■ **Aim of the exercise**
Extract every line that contains the string "test".

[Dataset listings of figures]
══════

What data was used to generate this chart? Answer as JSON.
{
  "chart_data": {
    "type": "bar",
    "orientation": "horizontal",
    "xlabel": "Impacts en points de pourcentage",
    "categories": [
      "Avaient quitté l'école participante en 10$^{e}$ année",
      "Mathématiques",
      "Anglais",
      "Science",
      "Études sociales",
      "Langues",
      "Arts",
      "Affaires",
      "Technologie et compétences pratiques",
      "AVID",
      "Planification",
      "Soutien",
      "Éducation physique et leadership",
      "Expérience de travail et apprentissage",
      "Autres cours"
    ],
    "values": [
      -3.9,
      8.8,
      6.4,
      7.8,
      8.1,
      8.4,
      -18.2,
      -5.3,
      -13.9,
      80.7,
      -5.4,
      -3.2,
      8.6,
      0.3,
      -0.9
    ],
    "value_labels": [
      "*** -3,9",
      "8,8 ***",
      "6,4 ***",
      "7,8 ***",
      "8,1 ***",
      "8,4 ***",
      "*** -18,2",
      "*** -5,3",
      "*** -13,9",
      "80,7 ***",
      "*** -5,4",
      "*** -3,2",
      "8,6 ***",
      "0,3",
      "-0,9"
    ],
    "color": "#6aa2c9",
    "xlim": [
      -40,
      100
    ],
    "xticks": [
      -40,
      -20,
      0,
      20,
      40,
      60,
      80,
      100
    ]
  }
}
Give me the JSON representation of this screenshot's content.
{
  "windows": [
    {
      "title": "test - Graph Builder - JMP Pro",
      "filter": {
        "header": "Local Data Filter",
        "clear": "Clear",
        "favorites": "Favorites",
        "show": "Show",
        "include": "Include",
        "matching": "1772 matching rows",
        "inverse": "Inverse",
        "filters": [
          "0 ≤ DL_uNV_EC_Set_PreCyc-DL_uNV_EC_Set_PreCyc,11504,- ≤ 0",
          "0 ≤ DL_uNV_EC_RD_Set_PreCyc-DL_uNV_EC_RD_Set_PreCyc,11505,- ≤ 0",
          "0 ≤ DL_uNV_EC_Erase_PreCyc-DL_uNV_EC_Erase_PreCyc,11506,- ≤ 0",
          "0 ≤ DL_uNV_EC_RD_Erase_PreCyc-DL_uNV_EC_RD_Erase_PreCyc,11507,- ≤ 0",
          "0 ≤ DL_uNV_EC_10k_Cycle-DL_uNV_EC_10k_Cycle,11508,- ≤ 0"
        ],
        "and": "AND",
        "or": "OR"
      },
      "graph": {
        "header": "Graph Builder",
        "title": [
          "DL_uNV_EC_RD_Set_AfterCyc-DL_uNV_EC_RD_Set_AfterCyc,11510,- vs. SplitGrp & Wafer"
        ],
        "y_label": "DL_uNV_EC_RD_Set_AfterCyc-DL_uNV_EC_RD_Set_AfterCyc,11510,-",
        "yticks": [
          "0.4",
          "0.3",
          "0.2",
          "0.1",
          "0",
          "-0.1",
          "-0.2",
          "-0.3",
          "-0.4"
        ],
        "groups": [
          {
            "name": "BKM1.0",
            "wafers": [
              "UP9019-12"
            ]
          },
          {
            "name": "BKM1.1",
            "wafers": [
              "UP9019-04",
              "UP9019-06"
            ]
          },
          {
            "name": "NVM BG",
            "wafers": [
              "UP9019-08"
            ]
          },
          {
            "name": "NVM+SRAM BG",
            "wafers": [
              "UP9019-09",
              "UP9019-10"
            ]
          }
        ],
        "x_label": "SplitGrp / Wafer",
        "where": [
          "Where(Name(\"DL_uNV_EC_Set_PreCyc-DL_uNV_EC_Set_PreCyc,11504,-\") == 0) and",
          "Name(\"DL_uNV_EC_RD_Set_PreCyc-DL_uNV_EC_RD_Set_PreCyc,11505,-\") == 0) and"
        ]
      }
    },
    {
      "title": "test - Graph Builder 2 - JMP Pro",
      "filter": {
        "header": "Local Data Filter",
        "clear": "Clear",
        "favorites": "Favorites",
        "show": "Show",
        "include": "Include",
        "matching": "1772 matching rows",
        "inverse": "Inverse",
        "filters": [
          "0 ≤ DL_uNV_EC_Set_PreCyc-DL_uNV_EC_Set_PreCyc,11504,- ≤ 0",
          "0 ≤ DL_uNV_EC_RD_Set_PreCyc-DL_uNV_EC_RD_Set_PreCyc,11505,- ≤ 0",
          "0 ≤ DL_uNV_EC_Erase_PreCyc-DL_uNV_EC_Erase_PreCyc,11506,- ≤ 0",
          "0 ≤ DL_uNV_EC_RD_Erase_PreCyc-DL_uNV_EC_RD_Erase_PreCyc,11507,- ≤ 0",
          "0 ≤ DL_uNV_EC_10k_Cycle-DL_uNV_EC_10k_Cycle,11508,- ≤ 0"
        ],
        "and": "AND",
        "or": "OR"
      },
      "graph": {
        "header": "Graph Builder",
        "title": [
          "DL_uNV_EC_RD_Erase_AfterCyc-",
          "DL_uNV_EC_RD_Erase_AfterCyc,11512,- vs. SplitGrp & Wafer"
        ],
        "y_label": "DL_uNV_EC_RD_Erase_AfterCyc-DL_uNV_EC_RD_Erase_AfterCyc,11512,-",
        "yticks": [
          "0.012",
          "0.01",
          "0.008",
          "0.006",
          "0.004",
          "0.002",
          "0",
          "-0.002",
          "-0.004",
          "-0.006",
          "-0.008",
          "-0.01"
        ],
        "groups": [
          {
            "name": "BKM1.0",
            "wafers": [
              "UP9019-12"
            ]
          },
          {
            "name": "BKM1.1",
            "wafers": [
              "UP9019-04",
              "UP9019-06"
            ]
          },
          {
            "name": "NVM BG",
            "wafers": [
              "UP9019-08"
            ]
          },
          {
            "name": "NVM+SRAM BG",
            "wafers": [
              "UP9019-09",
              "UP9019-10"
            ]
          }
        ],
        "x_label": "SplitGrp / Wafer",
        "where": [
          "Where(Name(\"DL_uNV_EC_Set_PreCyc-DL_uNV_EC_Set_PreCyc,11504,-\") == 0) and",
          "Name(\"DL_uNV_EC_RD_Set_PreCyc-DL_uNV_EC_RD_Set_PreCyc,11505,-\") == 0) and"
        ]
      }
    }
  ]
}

══════

■ **Output**
      "title": "test - Graph Builder - JMP Pro",
      "title": "test - Graph Builder 2 - JMP Pro",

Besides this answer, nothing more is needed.